* [TO BE DONE]: Nothing in the records may be left out or altered; reproduce them all exactly.

* [GIVEN DATA]:
*-*-*

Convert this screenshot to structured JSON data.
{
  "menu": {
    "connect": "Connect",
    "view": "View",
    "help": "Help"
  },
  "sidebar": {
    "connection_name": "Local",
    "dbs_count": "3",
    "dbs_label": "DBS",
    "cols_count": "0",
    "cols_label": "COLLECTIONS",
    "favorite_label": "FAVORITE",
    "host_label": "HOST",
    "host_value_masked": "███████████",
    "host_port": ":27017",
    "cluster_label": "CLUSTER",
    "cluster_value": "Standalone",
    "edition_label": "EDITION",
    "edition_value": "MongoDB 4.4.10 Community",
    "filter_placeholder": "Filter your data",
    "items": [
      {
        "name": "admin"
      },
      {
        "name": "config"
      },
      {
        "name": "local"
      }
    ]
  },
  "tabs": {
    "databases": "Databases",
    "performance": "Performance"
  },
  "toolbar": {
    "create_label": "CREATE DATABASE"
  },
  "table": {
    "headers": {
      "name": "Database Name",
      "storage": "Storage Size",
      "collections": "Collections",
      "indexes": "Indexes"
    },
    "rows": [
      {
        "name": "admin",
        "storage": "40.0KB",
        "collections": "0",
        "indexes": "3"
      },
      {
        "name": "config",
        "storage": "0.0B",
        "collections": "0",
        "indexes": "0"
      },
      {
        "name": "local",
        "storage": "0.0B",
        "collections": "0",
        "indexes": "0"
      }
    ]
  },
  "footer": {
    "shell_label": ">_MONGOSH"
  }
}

*-*-*

* [SOLUTION TO THE EXERCISE]:
Convert this screenshot to structured JSON data.
{
  "menu": {
    "connect": "Connect",
    "view": "View",
    "help": "Help"
  },
  "sidebar": {
    "connection_name": "Local",
    "dbs_count": "3",
    "dbs_label": "DBS",
    "cols_count": "0",
    "cols_label": "COLLECTIONS",
    "favorite_label": "FAVORITE",
    "host_label": "HOST",
    "host_value_masked": "███████████",
    "host_port": ":27017",
    "cluster_label": "CLUSTER",
    "cluster_value": "Standalone",
    "edition_label": "EDITION",
    "edition_value": "MongoDB 4.4.10 Community",
    "filter_placeholder": "Filter your data",
    "items": [
      {
        "name": "admin"
      },
      {
        "name": "config"
      },
      {
        "name": "local"
      }
    ]
  },
  "tabs": {
    "databases": "Databases",
    "performance": "Performance"
  },
  "toolbar": {
    "create_label": "CREATE DATABASE"
  },
  "table": {
    "headers": {
      "name": "Database Name",
      "storage": "Storage Size",
      "collections": "Collections",
      "indexes": "Indexes"
    },
    "rows": [
      {
        "name": "admin",
        "storage": "40.0KB",
        "collections": "0",
        "indexes": "3"
      },
      {
        "name": "config",
        "storage": "0.0B",
        "collections": "0",
        "indexes": "0"
      },
      {
        "name": "local",
        "storage": "0.0B",
        "collections": "0",
        "indexes": "0"
      }
    ]
  },
  "footer": {
    "shell_label": ">_MONGOSH"
  }
}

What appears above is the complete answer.